#### Records that describe figures:

════

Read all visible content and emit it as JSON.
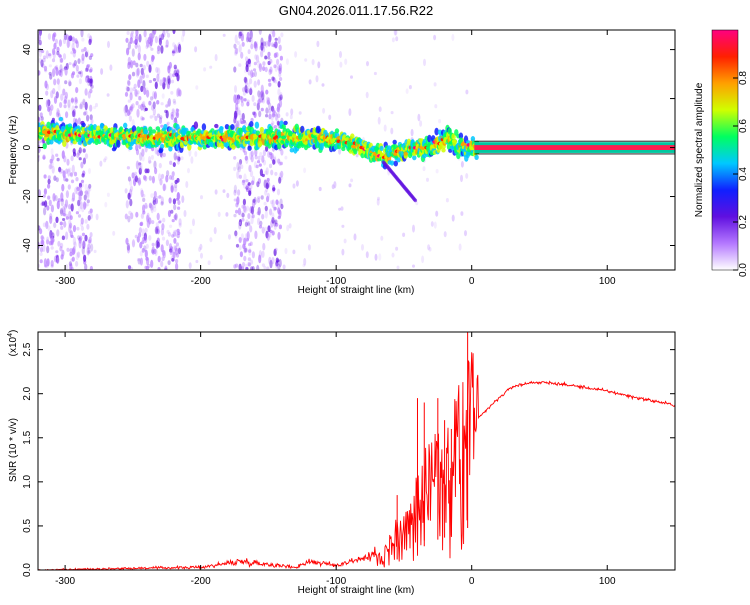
{
  "title": "GN04.2026.011.17.56.R22",
  "chart_data": [
    {
      "type": "heatmap",
      "xlabel": "Height of straight line (km)",
      "ylabel": "Frequency (Hz)",
      "xlim": [
        -320,
        150
      ],
      "ylim": [
        -50,
        48
      ],
      "xticks": [
        -300,
        -200,
        -100,
        0,
        100
      ],
      "yticks": [
        -40,
        -20,
        0,
        20,
        40
      ],
      "colorbar": {
        "label": "Normalized spectral amplitude",
        "range": [
          0.0,
          1.0
        ],
        "ticks": [
          0.0,
          0.2,
          0.4,
          0.6,
          0.8
        ],
        "colormap": [
          "#ffffff",
          "#b478ff",
          "#6010e0",
          "#1020ff",
          "#00c8ff",
          "#00ff60",
          "#d0ff00",
          "#ffa000",
          "#ff2000",
          "#ff0080"
        ]
      },
      "ridge": [
        {
          "x": -320,
          "y": 6
        },
        {
          "x": -280,
          "y": 5
        },
        {
          "x": -240,
          "y": 4
        },
        {
          "x": -200,
          "y": 4
        },
        {
          "x": -160,
          "y": 4
        },
        {
          "x": -140,
          "y": 4
        },
        {
          "x": -120,
          "y": 4
        },
        {
          "x": -100,
          "y": 3
        },
        {
          "x": -85,
          "y": 1
        },
        {
          "x": -75,
          "y": -2
        },
        {
          "x": -65,
          "y": -4
        },
        {
          "x": -55,
          "y": -2
        },
        {
          "x": -45,
          "y": 0
        },
        {
          "x": -30,
          "y": 0
        },
        {
          "x": -18,
          "y": 4
        },
        {
          "x": -10,
          "y": 1
        },
        {
          "x": 0,
          "y": 0
        },
        {
          "x": 150,
          "y": 0
        }
      ],
      "dense_bands": [
        [
          -320,
          -280
        ],
        [
          -255,
          -215
        ],
        [
          -175,
          -140
        ]
      ]
    },
    {
      "type": "line",
      "xlabel": "Height of straight line (km)",
      "ylabel": "SNR (10 * v/v)",
      "yscale_label": "(x10",
      "yscale_exp": "4",
      "yscale_close": ")",
      "xlim": [
        -320,
        150
      ],
      "ylim": [
        0,
        2.7
      ],
      "xticks": [
        -300,
        -200,
        -100,
        0,
        100
      ],
      "yticks": [
        "0.0",
        "0.5",
        "1.0",
        "1.5",
        "2.0",
        "2.5"
      ],
      "color": "#ff0000",
      "envelope": [
        {
          "x": -320,
          "y": 0.0
        },
        {
          "x": -250,
          "y": 0.02
        },
        {
          "x": -200,
          "y": 0.03
        },
        {
          "x": -170,
          "y": 0.1
        },
        {
          "x": -130,
          "y": 0.03
        },
        {
          "x": -120,
          "y": 0.1
        },
        {
          "x": -100,
          "y": 0.05
        },
        {
          "x": -90,
          "y": 0.1
        },
        {
          "x": -75,
          "y": 0.15
        },
        {
          "x": -60,
          "y": 0.3
        },
        {
          "x": -45,
          "y": 0.6
        },
        {
          "x": -35,
          "y": 0.9
        },
        {
          "x": -25,
          "y": 1.15
        },
        {
          "x": -15,
          "y": 1.3
        },
        {
          "x": -5,
          "y": 1.55
        },
        {
          "x": 0,
          "y": 1.65
        },
        {
          "x": 10,
          "y": 1.8
        },
        {
          "x": 20,
          "y": 1.95
        },
        {
          "x": 30,
          "y": 2.08
        },
        {
          "x": 45,
          "y": 2.13
        },
        {
          "x": 60,
          "y": 2.12
        },
        {
          "x": 80,
          "y": 2.08
        },
        {
          "x": 100,
          "y": 2.03
        },
        {
          "x": 120,
          "y": 1.96
        },
        {
          "x": 150,
          "y": 1.87
        }
      ],
      "spikes": [
        {
          "x": -55,
          "y": 0.85
        },
        {
          "x": -40,
          "y": 1.95
        },
        {
          "x": -35,
          "y": 1.9
        },
        {
          "x": -25,
          "y": 1.95
        },
        {
          "x": -20,
          "y": 1.7
        },
        {
          "x": -15,
          "y": 1.6
        },
        {
          "x": -3,
          "y": 2.7
        }
      ]
    }
  ]
}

════

#### AIM:
All of the lines above should be printed exactly, minus the pictures.

#### TASK OUTPUT:
Read all visible content and emit it as JSON.
{
  "title": "GN04.2026.011.17.56.R22",
  "chart_data": [
    {
      "type": "heatmap",
      "xlabel": "Height of straight line (km)",
      "ylabel": "Frequency (Hz)",
      "xlim": [
        -320,
        150
      ],
      "ylim": [
        -50,
        48
      ],
      "xticks": [
        -300,
        -200,
        -100,
        0,
        100
      ],
      "yticks": [
        -40,
        -20,
        0,
        20,
        40
      ],
      "colorbar": {
        "label": "Normalized spectral amplitude",
        "range": [
          0.0,
          1.0
        ],
        "ticks": [
          0.0,
          0.2,
          0.4,
          0.6,
          0.8
        ],
        "colormap": [
          "#ffffff",
          "#b478ff",
          "#6010e0",
          "#1020ff",
          "#00c8ff",
          "#00ff60",
          "#d0ff00",
          "#ffa000",
          "#ff2000",
          "#ff0080"
        ]
      },
      "ridge": [
        {
          "x": -320,
          "y": 6
        },
        {
          "x": -280,
          "y": 5
        },
        {
          "x": -240,
          "y": 4
        },
        {
          "x": -200,
          "y": 4
        },
        {
          "x": -160,
          "y": 4
        },
        {
          "x": -140,
          "y": 4
        },
        {
          "x": -120,
          "y": 4
        },
        {
          "x": -100,
          "y": 3
        },
        {
          "x": -85,
          "y": 1
        },
        {
          "x": -75,
          "y": -2
        },
        {
          "x": -65,
          "y": -4
        },
        {
          "x": -55,
          "y": -2
        },
        {
          "x": -45,
          "y": 0
        },
        {
          "x": -30,
          "y": 0
        },
        {
          "x": -18,
          "y": 4
        },
        {
          "x": -10,
          "y": 1
        },
        {
          "x": 0,
          "y": 0
        },
        {
          "x": 150,
          "y": 0
        }
      ],
      "dense_bands": [
        [
          -320,
          -280
        ],
        [
          -255,
          -215
        ],
        [
          -175,
          -140
        ]
      ]
    },
    {
      "type": "line",
      "xlabel": "Height of straight line (km)",
      "ylabel": "SNR (10 * v/v)",
      "yscale_label": "(x10",
      "yscale_exp": "4",
      "yscale_close": ")",
      "xlim": [
        -320,
        150
      ],
      "ylim": [
        0,
        2.7
      ],
      "xticks": [
        -300,
        -200,
        -100,
        0,
        100
      ],
      "yticks": [
        "0.0",
        "0.5",
        "1.0",
        "1.5",
        "2.0",
        "2.5"
      ],
      "color": "#ff0000",
      "envelope": [
        {
          "x": -320,
          "y": 0.0
        },
        {
          "x": -250,
          "y": 0.02
        },
        {
          "x": -200,
          "y": 0.03
        },
        {
          "x": -170,
          "y": 0.1
        },
        {
          "x": -130,
          "y": 0.03
        },
        {
          "x": -120,
          "y": 0.1
        },
        {
          "x": -100,
          "y": 0.05
        },
        {
          "x": -90,
          "y": 0.1
        },
        {
          "x": -75,
          "y": 0.15
        },
        {
          "x": -60,
          "y": 0.3
        },
        {
          "x": -45,
          "y": 0.6
        },
        {
          "x": -35,
          "y": 0.9
        },
        {
          "x": -25,
          "y": 1.15
        },
        {
          "x": -15,
          "y": 1.3
        },
        {
          "x": -5,
          "y": 1.55
        },
        {
          "x": 0,
          "y": 1.65
        },
        {
          "x": 10,
          "y": 1.8
        },
        {
          "x": 20,
          "y": 1.95
        },
        {
          "x": 30,
          "y": 2.08
        },
        {
          "x": 45,
          "y": 2.13
        },
        {
          "x": 60,
          "y": 2.12
        },
        {
          "x": 80,
          "y": 2.08
        },
        {
          "x": 100,
          "y": 2.03
        },
        {
          "x": 120,
          "y": 1.96
        },
        {
          "x": 150,
          "y": 1.87
        }
      ],
      "spikes": [
        {
          "x": -55,
          "y": 0.85
        },
        {
          "x": -40,
          "y": 1.95
        },
        {
          "x": -35,
          "y": 1.9
        },
        {
          "x": -25,
          "y": 1.95
        },
        {
          "x": -20,
          "y": 1.7
        },
        {
          "x": -15,
          "y": 1.6
        },
        {
          "x": -3,
          "y": 2.7
        }
      ]
    }
  ]
}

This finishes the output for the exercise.